**Stated exercise**:
Word for word, quote the lines from the one containing "Read out every word on this page." to the end of the entries below, including both. Leave pictures out.

— Start of Exercise input —

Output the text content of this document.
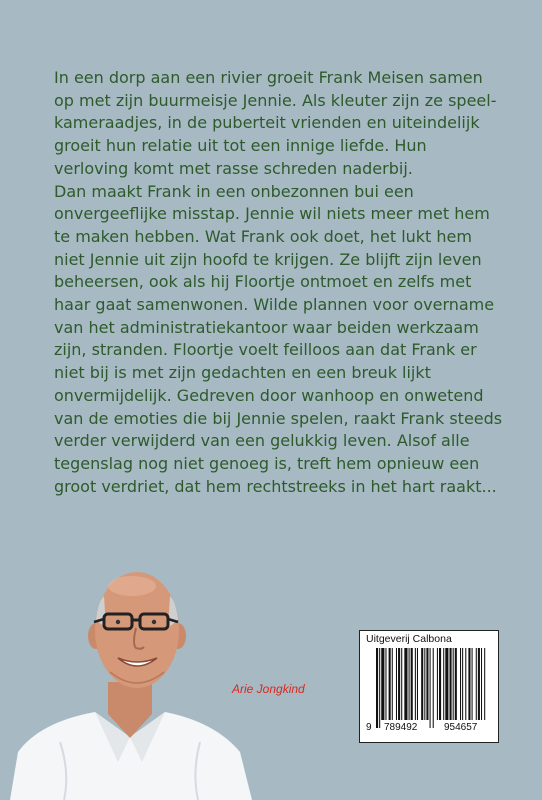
In een dorp aan een rivier groeit Frank Meisen samen
op met zijn buurmeisje Jennie. Als kleuter zijn ze speel-
kameraadjes, in de puberteit vrienden en uiteindelijk
groeit hun relatie uit tot een innige liefde. Hun
verloving komt met rasse schreden naderbij.
Dan maakt Frank in een onbezonnen bui een
onvergeeflijke misstap. Jennie wil niets meer met hem
te maken hebben. Wat Frank ook doet, het lukt hem
niet Jennie uit zijn hoofd te krijgen. Ze blijft zijn leven
beheersen, ook als hij Floortje ontmoet en zelfs met
haar gaat samenwonen. Wilde plannen voor overname
van het administratiekantoor waar beiden werkzaam
zijn, stranden. Floortje voelt feilloos aan dat Frank er
niet bij is met zijn gedachten en een breuk lijkt
onvermijdelijk. Gedreven door wanhoop en onwetend
van de emoties die bij Jennie spelen, raakt Frank steeds
verder verwijderd van een gelukkig leven. Alsof alle
tegenslag nog niet genoeg is, treft hem opnieuw een
groot verdriet, dat hem rechtstreeks in het hart raakt...

Arie Jongkind
Uitgeverij Calbona
9 789492	954657
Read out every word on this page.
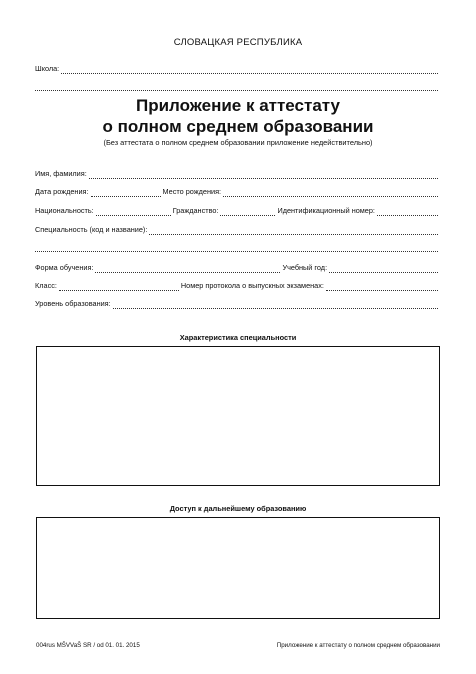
СЛОВАЦКАЯ РЕСПУБЛИКА
Школа:
Приложение к аттестату
о полном среднем образовании
(Без аттестата о полном среднем образовании приложение недействительно)
Имя, фамилия:
Дата рождения:	Место рождения:
Национальность:	Гражданство:	Идентификационный номер:
Специальность (код и название):
Форма обучения:	Учебный год:
Класс:	Номер протокола о выпускных экзаменах:
Уровень образования:
Характеристика специальности
Доступ к дальнейшему образованию
004rus MŠVVaŠ SR / od 01. 01. 2015	Приложение к аттестату о полном среднем образовании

— End of Exercise input —

**Exercise output**:
Read out every word on this page.
СЛОВАЦКАЯ РЕСПУБЛИКА
Школа:
Приложение к аттестату
о полном среднем образовании
(Без аттестата о полном среднем образовании приложение недействительно)
Имя, фамилия:
Дата рождения:	Место рождения:
Национальность:	Гражданство:	Идентификационный номер:
Специальность (код и название):
Форма обучения:	Учебный год:
Класс:	Номер протокола о выпускных экзаменах:
Уровень образования:
Характеристика специальности
Доступ к дальнейшему образованию
004rus MŠVVaŠ SR / od 01. 01. 2015	Приложение к аттестату о полном среднем образовании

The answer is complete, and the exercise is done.